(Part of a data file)
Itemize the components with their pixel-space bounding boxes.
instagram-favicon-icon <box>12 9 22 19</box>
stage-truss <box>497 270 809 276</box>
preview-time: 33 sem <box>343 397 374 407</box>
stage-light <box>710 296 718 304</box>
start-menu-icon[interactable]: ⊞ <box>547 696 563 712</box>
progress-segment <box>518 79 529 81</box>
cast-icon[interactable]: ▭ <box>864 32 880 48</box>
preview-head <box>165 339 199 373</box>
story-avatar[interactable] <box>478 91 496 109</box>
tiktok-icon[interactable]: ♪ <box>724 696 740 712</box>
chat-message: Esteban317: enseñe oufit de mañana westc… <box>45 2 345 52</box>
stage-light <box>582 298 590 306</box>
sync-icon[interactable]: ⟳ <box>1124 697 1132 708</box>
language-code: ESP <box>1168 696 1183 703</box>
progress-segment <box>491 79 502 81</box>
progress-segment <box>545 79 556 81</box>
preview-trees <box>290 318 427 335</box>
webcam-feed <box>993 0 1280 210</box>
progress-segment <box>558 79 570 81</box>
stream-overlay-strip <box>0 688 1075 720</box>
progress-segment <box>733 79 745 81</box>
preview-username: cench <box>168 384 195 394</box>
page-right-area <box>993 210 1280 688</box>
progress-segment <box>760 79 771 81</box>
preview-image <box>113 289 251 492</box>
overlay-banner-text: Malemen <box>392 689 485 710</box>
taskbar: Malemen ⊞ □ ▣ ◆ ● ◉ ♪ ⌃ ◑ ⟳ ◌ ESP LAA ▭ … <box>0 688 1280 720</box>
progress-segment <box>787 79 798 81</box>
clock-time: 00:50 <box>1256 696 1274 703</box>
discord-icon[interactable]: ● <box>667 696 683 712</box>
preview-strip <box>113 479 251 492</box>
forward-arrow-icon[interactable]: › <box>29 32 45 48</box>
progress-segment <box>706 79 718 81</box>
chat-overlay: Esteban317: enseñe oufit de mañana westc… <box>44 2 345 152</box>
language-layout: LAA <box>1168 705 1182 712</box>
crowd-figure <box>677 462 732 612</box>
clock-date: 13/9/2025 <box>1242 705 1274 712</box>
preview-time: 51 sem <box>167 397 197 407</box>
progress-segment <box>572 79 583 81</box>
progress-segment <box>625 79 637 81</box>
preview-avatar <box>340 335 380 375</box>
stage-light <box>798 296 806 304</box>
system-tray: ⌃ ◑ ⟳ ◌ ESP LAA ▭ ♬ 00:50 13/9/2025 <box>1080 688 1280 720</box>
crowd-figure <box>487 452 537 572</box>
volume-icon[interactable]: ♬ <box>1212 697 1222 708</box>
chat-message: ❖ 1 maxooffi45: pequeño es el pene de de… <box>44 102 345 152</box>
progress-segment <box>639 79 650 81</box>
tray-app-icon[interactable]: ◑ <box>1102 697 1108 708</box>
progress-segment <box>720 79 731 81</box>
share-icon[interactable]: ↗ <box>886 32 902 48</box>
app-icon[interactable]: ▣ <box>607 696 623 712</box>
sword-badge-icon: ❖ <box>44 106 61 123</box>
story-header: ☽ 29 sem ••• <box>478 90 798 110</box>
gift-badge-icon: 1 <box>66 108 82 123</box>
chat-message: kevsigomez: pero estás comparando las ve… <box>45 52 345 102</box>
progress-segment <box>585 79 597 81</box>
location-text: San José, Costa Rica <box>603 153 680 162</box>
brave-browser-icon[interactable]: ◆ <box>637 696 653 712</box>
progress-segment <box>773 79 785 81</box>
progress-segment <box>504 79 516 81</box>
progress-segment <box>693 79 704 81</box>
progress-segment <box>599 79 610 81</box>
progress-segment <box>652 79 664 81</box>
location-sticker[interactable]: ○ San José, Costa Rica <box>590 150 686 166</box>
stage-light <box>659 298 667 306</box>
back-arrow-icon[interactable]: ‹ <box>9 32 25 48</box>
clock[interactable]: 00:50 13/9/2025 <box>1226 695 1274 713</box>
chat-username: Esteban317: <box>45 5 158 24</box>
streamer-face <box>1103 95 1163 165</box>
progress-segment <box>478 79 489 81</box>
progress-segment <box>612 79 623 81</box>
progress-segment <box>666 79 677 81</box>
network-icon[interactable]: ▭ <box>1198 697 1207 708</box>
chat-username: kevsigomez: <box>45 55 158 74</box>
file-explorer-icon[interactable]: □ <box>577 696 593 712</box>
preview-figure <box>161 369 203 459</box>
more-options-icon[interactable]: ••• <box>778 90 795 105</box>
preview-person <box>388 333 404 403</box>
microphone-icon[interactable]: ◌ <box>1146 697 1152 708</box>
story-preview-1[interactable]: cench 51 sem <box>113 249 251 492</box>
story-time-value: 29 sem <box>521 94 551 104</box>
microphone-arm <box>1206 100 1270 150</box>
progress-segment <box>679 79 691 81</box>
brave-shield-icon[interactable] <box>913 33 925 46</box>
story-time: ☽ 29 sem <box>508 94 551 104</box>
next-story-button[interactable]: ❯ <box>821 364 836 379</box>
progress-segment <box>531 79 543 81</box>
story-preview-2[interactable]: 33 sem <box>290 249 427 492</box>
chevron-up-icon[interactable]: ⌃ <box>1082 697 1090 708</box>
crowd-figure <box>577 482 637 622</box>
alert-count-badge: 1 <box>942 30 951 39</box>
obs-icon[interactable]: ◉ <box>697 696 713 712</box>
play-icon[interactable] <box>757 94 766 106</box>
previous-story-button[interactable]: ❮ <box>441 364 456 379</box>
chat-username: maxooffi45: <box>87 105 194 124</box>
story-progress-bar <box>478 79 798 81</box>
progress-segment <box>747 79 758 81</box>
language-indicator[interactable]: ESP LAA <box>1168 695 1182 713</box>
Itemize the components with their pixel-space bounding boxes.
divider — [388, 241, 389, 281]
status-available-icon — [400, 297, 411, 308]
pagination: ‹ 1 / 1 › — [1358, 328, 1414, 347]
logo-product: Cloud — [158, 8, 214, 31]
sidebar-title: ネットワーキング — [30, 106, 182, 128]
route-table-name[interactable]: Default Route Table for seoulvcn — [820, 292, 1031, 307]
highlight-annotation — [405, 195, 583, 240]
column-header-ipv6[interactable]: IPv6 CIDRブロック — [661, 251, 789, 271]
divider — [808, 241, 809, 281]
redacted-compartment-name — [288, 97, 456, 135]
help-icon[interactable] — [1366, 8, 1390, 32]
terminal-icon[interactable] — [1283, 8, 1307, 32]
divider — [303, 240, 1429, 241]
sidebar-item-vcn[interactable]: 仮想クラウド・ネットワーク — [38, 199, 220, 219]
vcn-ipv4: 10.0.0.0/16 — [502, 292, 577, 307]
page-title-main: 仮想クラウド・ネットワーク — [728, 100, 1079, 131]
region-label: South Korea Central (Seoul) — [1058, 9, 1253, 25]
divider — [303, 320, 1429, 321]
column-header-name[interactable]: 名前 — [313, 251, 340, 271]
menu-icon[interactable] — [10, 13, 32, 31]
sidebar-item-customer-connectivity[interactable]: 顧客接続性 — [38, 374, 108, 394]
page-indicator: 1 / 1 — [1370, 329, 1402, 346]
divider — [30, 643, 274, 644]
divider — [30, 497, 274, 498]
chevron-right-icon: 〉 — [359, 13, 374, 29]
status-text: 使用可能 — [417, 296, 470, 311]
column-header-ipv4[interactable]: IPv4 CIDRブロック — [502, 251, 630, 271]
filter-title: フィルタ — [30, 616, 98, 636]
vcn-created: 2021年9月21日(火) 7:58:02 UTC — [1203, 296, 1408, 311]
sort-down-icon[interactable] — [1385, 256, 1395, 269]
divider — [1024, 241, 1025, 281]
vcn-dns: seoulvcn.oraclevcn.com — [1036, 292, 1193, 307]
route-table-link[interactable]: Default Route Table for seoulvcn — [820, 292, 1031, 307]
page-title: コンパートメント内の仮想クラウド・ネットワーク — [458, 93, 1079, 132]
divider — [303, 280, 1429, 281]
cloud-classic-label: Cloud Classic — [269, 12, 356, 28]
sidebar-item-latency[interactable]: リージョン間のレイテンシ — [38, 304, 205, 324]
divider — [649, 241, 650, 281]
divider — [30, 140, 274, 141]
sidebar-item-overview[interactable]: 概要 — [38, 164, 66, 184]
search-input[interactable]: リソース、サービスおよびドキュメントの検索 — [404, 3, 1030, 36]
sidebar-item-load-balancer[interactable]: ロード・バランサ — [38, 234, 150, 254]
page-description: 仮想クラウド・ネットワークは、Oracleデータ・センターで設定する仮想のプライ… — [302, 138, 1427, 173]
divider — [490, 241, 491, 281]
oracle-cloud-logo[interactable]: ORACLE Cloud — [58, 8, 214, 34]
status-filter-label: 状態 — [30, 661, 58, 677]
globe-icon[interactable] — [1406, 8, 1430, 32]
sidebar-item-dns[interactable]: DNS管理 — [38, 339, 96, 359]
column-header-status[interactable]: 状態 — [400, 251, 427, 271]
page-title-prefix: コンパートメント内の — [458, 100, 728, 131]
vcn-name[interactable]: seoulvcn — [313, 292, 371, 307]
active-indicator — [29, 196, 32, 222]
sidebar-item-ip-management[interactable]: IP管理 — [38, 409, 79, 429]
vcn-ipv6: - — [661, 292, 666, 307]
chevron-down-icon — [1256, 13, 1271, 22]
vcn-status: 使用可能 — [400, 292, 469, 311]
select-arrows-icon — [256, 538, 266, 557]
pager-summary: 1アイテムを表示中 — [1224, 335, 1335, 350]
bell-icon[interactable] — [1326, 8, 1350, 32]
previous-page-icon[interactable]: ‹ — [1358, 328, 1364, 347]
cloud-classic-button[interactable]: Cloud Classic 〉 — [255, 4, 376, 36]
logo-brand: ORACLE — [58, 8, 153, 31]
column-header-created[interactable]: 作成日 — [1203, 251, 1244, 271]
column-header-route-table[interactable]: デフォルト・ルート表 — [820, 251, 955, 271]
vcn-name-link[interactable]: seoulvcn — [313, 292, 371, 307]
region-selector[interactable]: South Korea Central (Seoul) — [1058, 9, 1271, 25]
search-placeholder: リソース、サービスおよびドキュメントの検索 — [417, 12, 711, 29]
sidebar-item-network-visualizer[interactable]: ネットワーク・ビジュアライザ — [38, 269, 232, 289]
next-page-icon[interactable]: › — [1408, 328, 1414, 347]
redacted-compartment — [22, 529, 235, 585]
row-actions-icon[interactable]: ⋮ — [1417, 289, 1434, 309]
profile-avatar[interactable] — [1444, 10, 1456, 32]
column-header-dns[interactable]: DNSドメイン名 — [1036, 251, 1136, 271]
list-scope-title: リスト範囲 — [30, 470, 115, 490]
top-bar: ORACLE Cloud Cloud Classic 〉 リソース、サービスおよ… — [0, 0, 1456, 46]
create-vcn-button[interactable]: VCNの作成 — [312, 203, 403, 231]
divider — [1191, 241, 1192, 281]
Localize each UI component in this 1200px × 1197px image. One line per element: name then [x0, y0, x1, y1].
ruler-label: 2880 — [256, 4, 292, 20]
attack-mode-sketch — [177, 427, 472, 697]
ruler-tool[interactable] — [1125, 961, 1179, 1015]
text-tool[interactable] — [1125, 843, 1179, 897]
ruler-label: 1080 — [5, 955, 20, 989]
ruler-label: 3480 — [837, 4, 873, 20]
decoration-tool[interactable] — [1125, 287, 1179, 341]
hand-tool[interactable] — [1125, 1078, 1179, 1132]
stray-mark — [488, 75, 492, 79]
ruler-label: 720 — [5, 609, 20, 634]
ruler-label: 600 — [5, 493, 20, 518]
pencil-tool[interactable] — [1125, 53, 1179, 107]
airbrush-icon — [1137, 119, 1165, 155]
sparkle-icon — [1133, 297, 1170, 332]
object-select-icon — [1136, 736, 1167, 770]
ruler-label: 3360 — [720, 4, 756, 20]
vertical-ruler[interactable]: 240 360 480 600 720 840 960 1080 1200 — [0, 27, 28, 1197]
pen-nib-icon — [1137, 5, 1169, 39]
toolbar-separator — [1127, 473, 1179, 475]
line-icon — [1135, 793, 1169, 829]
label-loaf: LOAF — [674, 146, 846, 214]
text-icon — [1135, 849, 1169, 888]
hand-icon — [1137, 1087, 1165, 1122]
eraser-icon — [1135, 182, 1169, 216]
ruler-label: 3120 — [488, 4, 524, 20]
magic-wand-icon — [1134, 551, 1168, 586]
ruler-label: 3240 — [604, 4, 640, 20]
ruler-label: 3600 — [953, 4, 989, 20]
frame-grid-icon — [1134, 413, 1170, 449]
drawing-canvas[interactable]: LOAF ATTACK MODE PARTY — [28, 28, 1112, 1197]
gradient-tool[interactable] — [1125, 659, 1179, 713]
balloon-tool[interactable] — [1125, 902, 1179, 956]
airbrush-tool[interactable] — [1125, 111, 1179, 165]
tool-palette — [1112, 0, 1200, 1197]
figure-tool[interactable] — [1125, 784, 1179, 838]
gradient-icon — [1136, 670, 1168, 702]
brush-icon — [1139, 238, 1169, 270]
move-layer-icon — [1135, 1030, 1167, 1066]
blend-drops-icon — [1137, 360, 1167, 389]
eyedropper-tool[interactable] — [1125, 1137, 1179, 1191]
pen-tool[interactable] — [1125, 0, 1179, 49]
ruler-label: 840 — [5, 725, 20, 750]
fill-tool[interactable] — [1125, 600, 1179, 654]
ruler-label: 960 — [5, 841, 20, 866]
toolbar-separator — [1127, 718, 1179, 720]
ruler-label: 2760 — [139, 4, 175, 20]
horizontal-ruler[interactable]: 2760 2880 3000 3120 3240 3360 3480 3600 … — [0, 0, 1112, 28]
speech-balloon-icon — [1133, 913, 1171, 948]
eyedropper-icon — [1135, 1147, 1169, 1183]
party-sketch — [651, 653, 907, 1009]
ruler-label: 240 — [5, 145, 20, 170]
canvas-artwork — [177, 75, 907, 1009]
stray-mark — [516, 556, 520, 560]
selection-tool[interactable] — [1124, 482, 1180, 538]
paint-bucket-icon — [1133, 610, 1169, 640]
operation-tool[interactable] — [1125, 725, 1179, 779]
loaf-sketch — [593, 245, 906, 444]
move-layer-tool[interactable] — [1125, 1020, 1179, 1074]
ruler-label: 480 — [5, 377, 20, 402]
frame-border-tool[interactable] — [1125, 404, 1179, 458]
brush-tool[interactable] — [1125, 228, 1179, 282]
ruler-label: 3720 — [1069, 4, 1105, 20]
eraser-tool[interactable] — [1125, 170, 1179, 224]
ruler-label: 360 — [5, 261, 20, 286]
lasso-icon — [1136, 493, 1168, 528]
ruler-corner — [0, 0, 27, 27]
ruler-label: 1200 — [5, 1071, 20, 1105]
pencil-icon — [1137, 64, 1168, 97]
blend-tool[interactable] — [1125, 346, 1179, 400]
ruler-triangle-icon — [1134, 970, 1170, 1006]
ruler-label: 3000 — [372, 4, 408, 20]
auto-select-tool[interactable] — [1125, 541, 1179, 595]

**Challenge**
Express the rows from the start through the line containing "progress-segment <box>518 79 529 81</box>" as a JSON list of strings, with one string per line and any blank lines omitted.

**Written reply**
[
  "Itemize the components with their pixel-space bounding boxes.",
  "instagram-favicon-icon <box>12 9 22 19</box>",
  "stage-truss <box>497 270 809 276</box>",
  "preview-time: 33 sem <box>343 397 374 407</box>",
  "stage-light <box>710 296 718 304</box>",
  "start-menu-icon[interactable]: ⊞ <box>547 696 563 712</box>",
  "progress-segment <box>518 79 529 81</box>"
]